**Goal**
Reproduce every entry in the listing without alteration.

**Record excerpts**

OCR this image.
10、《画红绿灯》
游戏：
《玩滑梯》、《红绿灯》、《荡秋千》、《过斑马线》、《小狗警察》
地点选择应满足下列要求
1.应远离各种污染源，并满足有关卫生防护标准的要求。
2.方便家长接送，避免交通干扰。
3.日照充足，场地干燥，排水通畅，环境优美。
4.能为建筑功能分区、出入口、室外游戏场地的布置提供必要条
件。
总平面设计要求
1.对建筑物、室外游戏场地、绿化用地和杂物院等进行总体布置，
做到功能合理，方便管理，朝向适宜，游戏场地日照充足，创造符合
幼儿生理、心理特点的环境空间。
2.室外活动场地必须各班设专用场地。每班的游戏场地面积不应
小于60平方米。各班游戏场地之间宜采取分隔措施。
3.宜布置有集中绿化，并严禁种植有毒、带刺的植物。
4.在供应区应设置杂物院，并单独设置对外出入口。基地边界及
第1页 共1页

**Response to this exercise**
OCR this image.
10、《画红绿灯》
游戏：
《玩滑梯》、《红绿灯》、《荡秋千》、《过斑马线》、《小狗警察》
地点选择应满足下列要求
1.应远离各种污染源，并满足有关卫生防护标准的要求。
2.方便家长接送，避免交通干扰。
3.日照充足，场地干燥，排水通畅，环境优美。
4.能为建筑功能分区、出入口、室外游戏场地的布置提供必要条
件。
总平面设计要求
1.对建筑物、室外游戏场地、绿化用地和杂物院等进行总体布置，
做到功能合理，方便管理，朝向适宜，游戏场地日照充足，创造符合
幼儿生理、心理特点的环境空间。
2.室外活动场地必须各班设专用场地。每班的游戏场地面积不应
小于60平方米。各班游戏场地之间宜采取分隔措施。
3.宜布置有集中绿化，并严禁种植有毒、带刺的植物。
4.在供应区应设置杂物院，并单独设置对外出入口。基地边界及
第1页 共1页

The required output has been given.